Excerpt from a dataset
***

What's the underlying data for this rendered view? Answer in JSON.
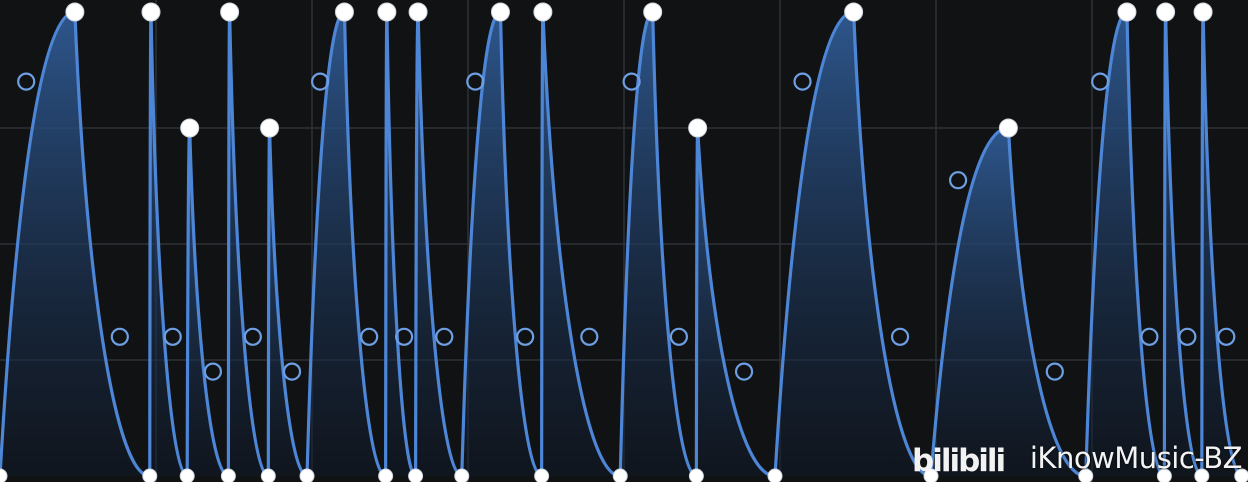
{
  "watermark": {
    "logo_text": "bilibili",
    "text": "iKnowMusic-BZ"
  },
  "colors": {
    "background": "#111214",
    "grid": "#2e3238",
    "envelope_line": "#4d86d6",
    "envelope_fill_top": "#2f5a93",
    "node_fill": "#ffffff"
  },
  "chart_data": {
    "type": "area",
    "description_level": "LFO shape envelope, values 0-1",
    "ylim": [
      0,
      1
    ],
    "grid": true,
    "cycles": [
      {
        "start": 0.0,
        "peak": 0.06,
        "end": 0.12,
        "level": 1.0
      },
      {
        "start": 0.12,
        "peak": 0.121,
        "end": 0.15,
        "level": 1.0
      },
      {
        "start": 0.15,
        "peak": 0.152,
        "end": 0.183,
        "level": 0.75
      },
      {
        "start": 0.183,
        "peak": 0.184,
        "end": 0.215,
        "level": 1.0
      },
      {
        "start": 0.215,
        "peak": 0.216,
        "end": 0.246,
        "level": 0.75
      },
      {
        "start": 0.246,
        "peak": 0.276,
        "end": 0.309,
        "level": 1.0
      },
      {
        "start": 0.309,
        "peak": 0.31,
        "end": 0.333,
        "level": 1.0
      },
      {
        "start": 0.333,
        "peak": 0.335,
        "end": 0.37,
        "level": 1.0
      },
      {
        "start": 0.37,
        "peak": 0.401,
        "end": 0.434,
        "level": 1.0
      },
      {
        "start": 0.434,
        "peak": 0.435,
        "end": 0.497,
        "level": 1.0
      },
      {
        "start": 0.497,
        "peak": 0.523,
        "end": 0.558,
        "level": 1.0
      },
      {
        "start": 0.558,
        "peak": 0.559,
        "end": 0.621,
        "level": 0.75
      },
      {
        "start": 0.621,
        "peak": 0.684,
        "end": 0.746,
        "level": 1.0
      },
      {
        "start": 0.746,
        "peak": 0.808,
        "end": 0.87,
        "level": 0.75
      },
      {
        "start": 0.87,
        "peak": 0.903,
        "end": 0.933,
        "level": 1.0
      },
      {
        "start": 0.933,
        "peak": 0.934,
        "end": 0.963,
        "level": 1.0
      },
      {
        "start": 0.963,
        "peak": 0.964,
        "end": 0.995,
        "level": 1.0
      }
    ]
  }
}
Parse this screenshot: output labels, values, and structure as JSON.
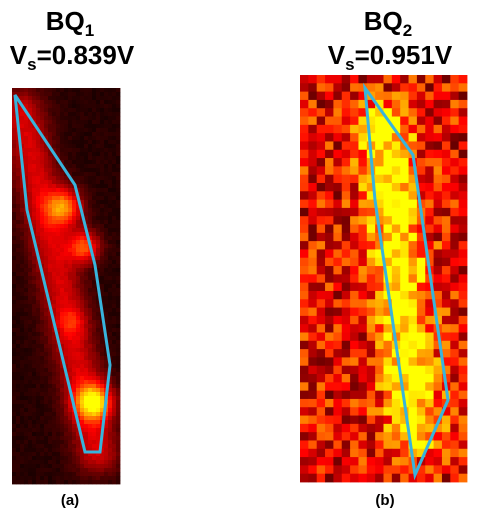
{
  "panels": [
    {
      "title": "BQ",
      "title_sub": "1",
      "voltage_symbol": "V",
      "voltage_sub": "s",
      "voltage_value": "=0.839V",
      "label": "(a)"
    },
    {
      "title": "BQ",
      "title_sub": "2",
      "voltage_symbol": "V",
      "voltage_sub": "s",
      "voltage_value": "=0.951V",
      "label": "(b)"
    }
  ]
}
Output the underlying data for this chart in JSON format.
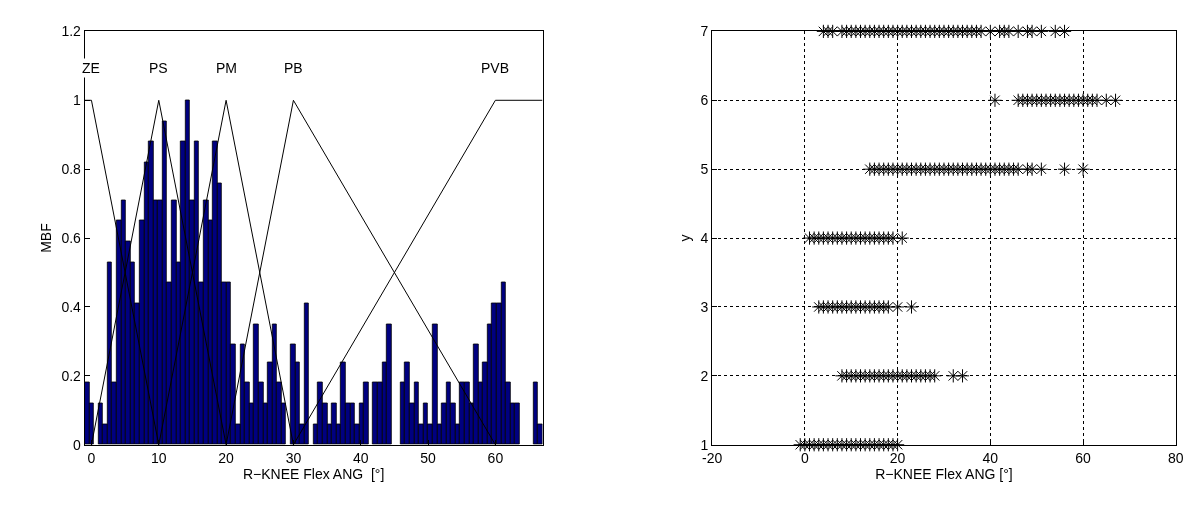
{
  "chart_data": [
    {
      "type": "histogram",
      "xlabel": "R−KNEE Flex ANG  [°]",
      "ylabel": "MBF",
      "color": "#000080",
      "bins": [
        -1,
        -0.32,
        0.36,
        1.04,
        1.72,
        2.4,
        3.08,
        3.76,
        4.44,
        5.12,
        5.8,
        6.48,
        7.16,
        7.84,
        8.52,
        9.2,
        9.88,
        10.56,
        11.24,
        11.92,
        12.6,
        13.28,
        13.96,
        14.64,
        15.32,
        16,
        16.68,
        17.36,
        18.04,
        18.72,
        19.4,
        20.08,
        20.76,
        21.44,
        22.12,
        22.8,
        23.48,
        24.16,
        24.84,
        25.52,
        26.2,
        26.88,
        27.56,
        28.24,
        28.92,
        29.6,
        30.28,
        30.96,
        31.64,
        32.32,
        33,
        33.68,
        34.36,
        35.04,
        35.72,
        36.4,
        37.08,
        37.76,
        38.44,
        39.12,
        39.8,
        40.48,
        41.16,
        41.84,
        42.52,
        43.2,
        43.88,
        44.56,
        45.24,
        45.92,
        46.6,
        47.28,
        47.96,
        48.64,
        49.32,
        50,
        50.68,
        51.36,
        52.04,
        52.72,
        53.4,
        54.08,
        54.76,
        55.44,
        56.12,
        56.8,
        57.48,
        58.16,
        58.84,
        59.52,
        60.2,
        60.88,
        61.56,
        62.24,
        62.92,
        63.6,
        64.28,
        64.96,
        65.64,
        66.32,
        67
      ],
      "values": [
        0.18,
        0.12,
        0,
        0.12,
        0.06,
        0.53,
        0.18,
        0.65,
        0.71,
        0.59,
        0.53,
        0.41,
        0.65,
        0.82,
        0.88,
        0.71,
        0.71,
        0.94,
        0.47,
        0.71,
        0.53,
        0.88,
        1,
        0.71,
        0.88,
        0.47,
        0.71,
        0.65,
        0.88,
        0.76,
        0.47,
        0.47,
        0.29,
        0.06,
        0.29,
        0.18,
        0.12,
        0.35,
        0.18,
        0.12,
        0.24,
        0.35,
        0.18,
        0.12,
        0,
        0.29,
        0.24,
        0.06,
        0.41,
        0,
        0.06,
        0.18,
        0.12,
        0.06,
        0.12,
        0.06,
        0.24,
        0.12,
        0.12,
        0.06,
        0.12,
        0.18,
        0,
        0.18,
        0.18,
        0.24,
        0.35,
        0,
        0,
        0.18,
        0.24,
        0.12,
        0.18,
        0.06,
        0.12,
        0.06,
        0.35,
        0.06,
        0.12,
        0.18,
        0.12,
        0.06,
        0.18,
        0.18,
        0.12,
        0.29,
        0.18,
        0.24,
        0.35,
        0.41,
        0.41,
        0.47,
        0.18,
        0.12,
        0.12,
        0,
        0,
        0,
        0.18,
        0.06
      ],
      "series": [
        {
          "name": "ZE",
          "type": "line",
          "color": "#000000",
          "x": [
            -1,
            0,
            10
          ],
          "values": [
            1,
            1,
            0
          ]
        },
        {
          "name": "PS",
          "type": "line",
          "color": "#000000",
          "x": [
            0,
            10,
            20
          ],
          "values": [
            0,
            1,
            0
          ]
        },
        {
          "name": "PM",
          "type": "line",
          "color": "#000000",
          "x": [
            10,
            20,
            30
          ],
          "values": [
            0,
            1,
            0
          ]
        },
        {
          "name": "PB",
          "type": "line",
          "color": "#000000",
          "x": [
            20,
            30,
            60
          ],
          "values": [
            0,
            1,
            0
          ]
        },
        {
          "name": "PVB",
          "type": "line",
          "color": "#000000",
          "x": [
            30,
            60,
            67
          ],
          "values": [
            0,
            1,
            1
          ]
        }
      ],
      "xlim": [
        -1,
        67
      ],
      "xticks": [
        0,
        10,
        20,
        30,
        40,
        50,
        60
      ],
      "ylim": [
        0,
        1.2
      ],
      "yticks": [
        0,
        0.2,
        0.4,
        0.6,
        0.8,
        1,
        1.2
      ],
      "grid": false
    },
    {
      "type": "scatter",
      "xlabel": "R−KNEE Flex ANG [°]",
      "ylabel": "y",
      "color": "#000000",
      "marker": "cross",
      "x": [
        4,
        5,
        6,
        8,
        9,
        10,
        11,
        12,
        13,
        14,
        15,
        16,
        17,
        18,
        19,
        20,
        21,
        22,
        23,
        24,
        25,
        26,
        27,
        28,
        29,
        30,
        31,
        32,
        33,
        34,
        35,
        36,
        37,
        38,
        40,
        42,
        43,
        44,
        46,
        48,
        49,
        51,
        54,
        56,
        41,
        46,
        47,
        48,
        49,
        50,
        51,
        52,
        53,
        54,
        55,
        56,
        57,
        58,
        59,
        60,
        61,
        62,
        63,
        65,
        67,
        14,
        15,
        16,
        17,
        18,
        19,
        20,
        21,
        22,
        23,
        24,
        25,
        26,
        27,
        28,
        29,
        30,
        31,
        32,
        33,
        34,
        35,
        36,
        37,
        38,
        39,
        40,
        41,
        42,
        43,
        44,
        45,
        46,
        48,
        49,
        51,
        56,
        60,
        1,
        2,
        3,
        4,
        5,
        6,
        7,
        8,
        9,
        10,
        11,
        12,
        13,
        14,
        15,
        16,
        17,
        18,
        19,
        21,
        3,
        4,
        5,
        6,
        7,
        8,
        9,
        10,
        11,
        12,
        13,
        14,
        15,
        16,
        17,
        18,
        20,
        23,
        8,
        9,
        10,
        11,
        12,
        13,
        14,
        15,
        16,
        17,
        18,
        19,
        20,
        21,
        22,
        23,
        24,
        25,
        26,
        27,
        28,
        32,
        34,
        -1,
        0,
        1,
        2,
        3,
        4,
        5,
        6,
        7,
        8,
        9,
        10,
        11,
        12,
        13,
        14,
        15,
        16,
        17,
        18,
        19,
        20
      ],
      "values": [
        7,
        7,
        7,
        7,
        7,
        7,
        7,
        7,
        7,
        7,
        7,
        7,
        7,
        7,
        7,
        7,
        7,
        7,
        7,
        7,
        7,
        7,
        7,
        7,
        7,
        7,
        7,
        7,
        7,
        7,
        7,
        7,
        7,
        7,
        7,
        7,
        7,
        7,
        7,
        7,
        7,
        7,
        7,
        7,
        6,
        6,
        6,
        6,
        6,
        6,
        6,
        6,
        6,
        6,
        6,
        6,
        6,
        6,
        6,
        6,
        6,
        6,
        6,
        6,
        6,
        5,
        5,
        5,
        5,
        5,
        5,
        5,
        5,
        5,
        5,
        5,
        5,
        5,
        5,
        5,
        5,
        5,
        5,
        5,
        5,
        5,
        5,
        5,
        5,
        5,
        5,
        5,
        5,
        5,
        5,
        5,
        5,
        5,
        5,
        5,
        5,
        5,
        5,
        4,
        4,
        4,
        4,
        4,
        4,
        4,
        4,
        4,
        4,
        4,
        4,
        4,
        4,
        4,
        4,
        4,
        4,
        4,
        4,
        3,
        3,
        3,
        3,
        3,
        3,
        3,
        3,
        3,
        3,
        3,
        3,
        3,
        3,
        3,
        3,
        3,
        3,
        2,
        2,
        2,
        2,
        2,
        2,
        2,
        2,
        2,
        2,
        2,
        2,
        2,
        2,
        2,
        2,
        2,
        2,
        2,
        2,
        2,
        2,
        2,
        1,
        1,
        1,
        1,
        1,
        1,
        1,
        1,
        1,
        1,
        1,
        1,
        1,
        1,
        1,
        1,
        1,
        1,
        1,
        1,
        1,
        1
      ],
      "xlim": [
        -20,
        80
      ],
      "xticks": [
        -20,
        0,
        20,
        40,
        60,
        80
      ],
      "ylim": [
        1,
        7
      ],
      "yticks": [
        1,
        2,
        3,
        4,
        5,
        6,
        7
      ],
      "grid": true
    }
  ]
}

***

Task goal
Extract each line holding the string "xlabel".

Exercise result
      "xlabel": "R−KNEE Flex ANG  [°]",
      "xlabel": "R−KNEE Flex ANG [°]",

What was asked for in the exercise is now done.